• Exercise: Each line should be copied exactly.

• Record extracts:
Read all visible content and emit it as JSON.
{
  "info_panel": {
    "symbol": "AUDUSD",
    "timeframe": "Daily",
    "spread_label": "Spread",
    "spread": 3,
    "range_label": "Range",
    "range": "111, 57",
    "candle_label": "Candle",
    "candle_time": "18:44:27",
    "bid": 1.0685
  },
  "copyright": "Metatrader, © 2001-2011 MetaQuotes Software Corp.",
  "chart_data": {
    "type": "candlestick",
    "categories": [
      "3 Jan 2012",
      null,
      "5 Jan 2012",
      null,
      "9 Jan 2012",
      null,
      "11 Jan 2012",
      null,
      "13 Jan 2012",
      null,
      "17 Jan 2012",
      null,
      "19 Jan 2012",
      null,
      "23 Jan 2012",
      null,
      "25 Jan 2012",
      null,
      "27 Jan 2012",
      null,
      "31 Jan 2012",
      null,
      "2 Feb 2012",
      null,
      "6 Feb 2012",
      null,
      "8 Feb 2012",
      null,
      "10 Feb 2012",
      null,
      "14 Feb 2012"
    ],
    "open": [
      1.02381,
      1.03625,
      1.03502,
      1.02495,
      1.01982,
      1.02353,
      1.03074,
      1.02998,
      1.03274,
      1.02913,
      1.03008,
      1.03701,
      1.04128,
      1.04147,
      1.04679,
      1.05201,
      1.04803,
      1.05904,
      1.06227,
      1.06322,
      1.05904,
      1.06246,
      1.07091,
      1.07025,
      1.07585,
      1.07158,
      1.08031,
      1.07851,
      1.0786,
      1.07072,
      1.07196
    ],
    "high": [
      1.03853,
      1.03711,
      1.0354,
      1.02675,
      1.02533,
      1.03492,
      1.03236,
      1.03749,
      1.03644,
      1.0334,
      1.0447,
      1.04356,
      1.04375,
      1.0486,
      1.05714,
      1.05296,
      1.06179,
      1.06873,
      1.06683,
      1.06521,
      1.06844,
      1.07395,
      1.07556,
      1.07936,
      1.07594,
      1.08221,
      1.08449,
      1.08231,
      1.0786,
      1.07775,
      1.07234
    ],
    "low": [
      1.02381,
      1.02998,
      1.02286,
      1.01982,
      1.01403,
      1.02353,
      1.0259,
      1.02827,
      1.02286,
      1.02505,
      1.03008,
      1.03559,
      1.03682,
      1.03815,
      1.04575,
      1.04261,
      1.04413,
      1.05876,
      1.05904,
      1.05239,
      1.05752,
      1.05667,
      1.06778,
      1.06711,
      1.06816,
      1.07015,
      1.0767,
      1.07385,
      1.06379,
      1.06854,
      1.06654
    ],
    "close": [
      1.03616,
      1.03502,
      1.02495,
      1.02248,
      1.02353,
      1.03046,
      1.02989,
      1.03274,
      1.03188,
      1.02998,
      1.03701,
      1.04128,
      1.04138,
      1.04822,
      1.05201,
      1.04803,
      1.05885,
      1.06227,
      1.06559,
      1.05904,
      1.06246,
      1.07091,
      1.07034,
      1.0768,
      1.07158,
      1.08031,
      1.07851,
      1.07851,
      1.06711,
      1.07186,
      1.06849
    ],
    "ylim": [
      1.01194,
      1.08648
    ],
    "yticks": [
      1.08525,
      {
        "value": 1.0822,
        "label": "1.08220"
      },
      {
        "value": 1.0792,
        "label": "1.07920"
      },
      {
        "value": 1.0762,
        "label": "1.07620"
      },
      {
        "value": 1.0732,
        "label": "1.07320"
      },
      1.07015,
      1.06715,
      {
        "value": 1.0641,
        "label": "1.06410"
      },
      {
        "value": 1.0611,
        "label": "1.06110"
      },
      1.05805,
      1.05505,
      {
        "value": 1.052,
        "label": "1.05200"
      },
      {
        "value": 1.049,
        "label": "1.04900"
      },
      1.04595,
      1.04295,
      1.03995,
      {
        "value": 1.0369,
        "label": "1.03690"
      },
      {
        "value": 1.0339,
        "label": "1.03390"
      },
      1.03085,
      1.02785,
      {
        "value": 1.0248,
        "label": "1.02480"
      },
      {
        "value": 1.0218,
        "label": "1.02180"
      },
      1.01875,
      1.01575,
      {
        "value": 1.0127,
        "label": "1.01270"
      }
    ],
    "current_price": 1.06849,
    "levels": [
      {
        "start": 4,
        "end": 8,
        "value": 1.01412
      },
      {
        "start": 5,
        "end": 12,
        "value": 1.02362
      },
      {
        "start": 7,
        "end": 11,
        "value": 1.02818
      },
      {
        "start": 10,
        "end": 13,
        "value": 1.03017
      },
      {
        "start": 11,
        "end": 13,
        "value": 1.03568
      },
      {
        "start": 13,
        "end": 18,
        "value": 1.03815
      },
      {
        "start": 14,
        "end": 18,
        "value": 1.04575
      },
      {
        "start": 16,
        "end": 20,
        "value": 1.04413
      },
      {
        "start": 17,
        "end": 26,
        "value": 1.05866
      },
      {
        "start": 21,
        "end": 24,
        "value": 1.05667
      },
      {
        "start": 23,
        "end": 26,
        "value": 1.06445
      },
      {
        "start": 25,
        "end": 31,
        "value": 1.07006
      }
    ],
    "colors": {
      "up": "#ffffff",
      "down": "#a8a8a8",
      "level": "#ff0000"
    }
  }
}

• Response to the task:
Read all visible content and emit it as JSON.
{
  "info_panel": {
    "symbol": "AUDUSD",
    "timeframe": "Daily",
    "spread_label": "Spread",
    "spread": 3,
    "range_label": "Range",
    "range": "111, 57",
    "candle_label": "Candle",
    "candle_time": "18:44:27",
    "bid": 1.0685
  },
  "copyright": "Metatrader, © 2001-2011 MetaQuotes Software Corp.",
  "chart_data": {
    "type": "candlestick",
    "categories": [
      "3 Jan 2012",
      null,
      "5 Jan 2012",
      null,
      "9 Jan 2012",
      null,
      "11 Jan 2012",
      null,
      "13 Jan 2012",
      null,
      "17 Jan 2012",
      null,
      "19 Jan 2012",
      null,
      "23 Jan 2012",
      null,
      "25 Jan 2012",
      null,
      "27 Jan 2012",
      null,
      "31 Jan 2012",
      null,
      "2 Feb 2012",
      null,
      "6 Feb 2012",
      null,
      "8 Feb 2012",
      null,
      "10 Feb 2012",
      null,
      "14 Feb 2012"
    ],
    "open": [
      1.02381,
      1.03625,
      1.03502,
      1.02495,
      1.01982,
      1.02353,
      1.03074,
      1.02998,
      1.03274,
      1.02913,
      1.03008,
      1.03701,
      1.04128,
      1.04147,
      1.04679,
      1.05201,
      1.04803,
      1.05904,
      1.06227,
      1.06322,
      1.05904,
      1.06246,
      1.07091,
      1.07025,
      1.07585,
      1.07158,
      1.08031,
      1.07851,
      1.0786,
      1.07072,
      1.07196
    ],
    "high": [
      1.03853,
      1.03711,
      1.0354,
      1.02675,
      1.02533,
      1.03492,
      1.03236,
      1.03749,
      1.03644,
      1.0334,
      1.0447,
      1.04356,
      1.04375,
      1.0486,
      1.05714,
      1.05296,
      1.06179,
      1.06873,
      1.06683,
      1.06521,
      1.06844,
      1.07395,
      1.07556,
      1.07936,
      1.07594,
      1.08221,
      1.08449,
      1.08231,
      1.0786,
      1.07775,
      1.07234
    ],
    "low": [
      1.02381,
      1.02998,
      1.02286,
      1.01982,
      1.01403,
      1.02353,
      1.0259,
      1.02827,
      1.02286,
      1.02505,
      1.03008,
      1.03559,
      1.03682,
      1.03815,
      1.04575,
      1.04261,
      1.04413,
      1.05876,
      1.05904,
      1.05239,
      1.05752,
      1.05667,
      1.06778,
      1.06711,
      1.06816,
      1.07015,
      1.0767,
      1.07385,
      1.06379,
      1.06854,
      1.06654
    ],
    "close": [
      1.03616,
      1.03502,
      1.02495,
      1.02248,
      1.02353,
      1.03046,
      1.02989,
      1.03274,
      1.03188,
      1.02998,
      1.03701,
      1.04128,
      1.04138,
      1.04822,
      1.05201,
      1.04803,
      1.05885,
      1.06227,
      1.06559,
      1.05904,
      1.06246,
      1.07091,
      1.07034,
      1.0768,
      1.07158,
      1.08031,
      1.07851,
      1.07851,
      1.06711,
      1.07186,
      1.06849
    ],
    "ylim": [
      1.01194,
      1.08648
    ],
    "yticks": [
      1.08525,
      {
        "value": 1.0822,
        "label": "1.08220"
      },
      {
        "value": 1.0792,
        "label": "1.07920"
      },
      {
        "value": 1.0762,
        "label": "1.07620"
      },
      {
        "value": 1.0732,
        "label": "1.07320"
      },
      1.07015,
      1.06715,
      {
        "value": 1.0641,
        "label": "1.06410"
      },
      {
        "value": 1.0611,
        "label": "1.06110"
      },
      1.05805,
      1.05505,
      {
        "value": 1.052,
        "label": "1.05200"
      },
      {
        "value": 1.049,
        "label": "1.04900"
      },
      1.04595,
      1.04295,
      1.03995,
      {
        "value": 1.0369,
        "label": "1.03690"
      },
      {
        "value": 1.0339,
        "label": "1.03390"
      },
      1.03085,
      1.02785,
      {
        "value": 1.0248,
        "label": "1.02480"
      },
      {
        "value": 1.0218,
        "label": "1.02180"
      },
      1.01875,
      1.01575,
      {
        "value": 1.0127,
        "label": "1.01270"
      }
    ],
    "current_price": 1.06849,
    "levels": [
      {
        "start": 4,
        "end": 8,
        "value": 1.01412
      },
      {
        "start": 5,
        "end": 12,
        "value": 1.02362
      },
      {
        "start": 7,
        "end": 11,
        "value": 1.02818
      },
      {
        "start": 10,
        "end": 13,
        "value": 1.03017
      },
      {
        "start": 11,
        "end": 13,
        "value": 1.03568
      },
      {
        "start": 13,
        "end": 18,
        "value": 1.03815
      },
      {
        "start": 14,
        "end": 18,
        "value": 1.04575
      },
      {
        "start": 16,
        "end": 20,
        "value": 1.04413
      },
      {
        "start": 17,
        "end": 26,
        "value": 1.05866
      },
      {
        "start": 21,
        "end": 24,
        "value": 1.05667
      },
      {
        "start": 23,
        "end": 26,
        "value": 1.06445
      },
      {
        "start": 25,
        "end": 31,
        "value": 1.07006
      }
    ],
    "colors": {
      "up": "#ffffff",
      "down": "#a8a8a8",
      "level": "#ff0000"
    }
  }
}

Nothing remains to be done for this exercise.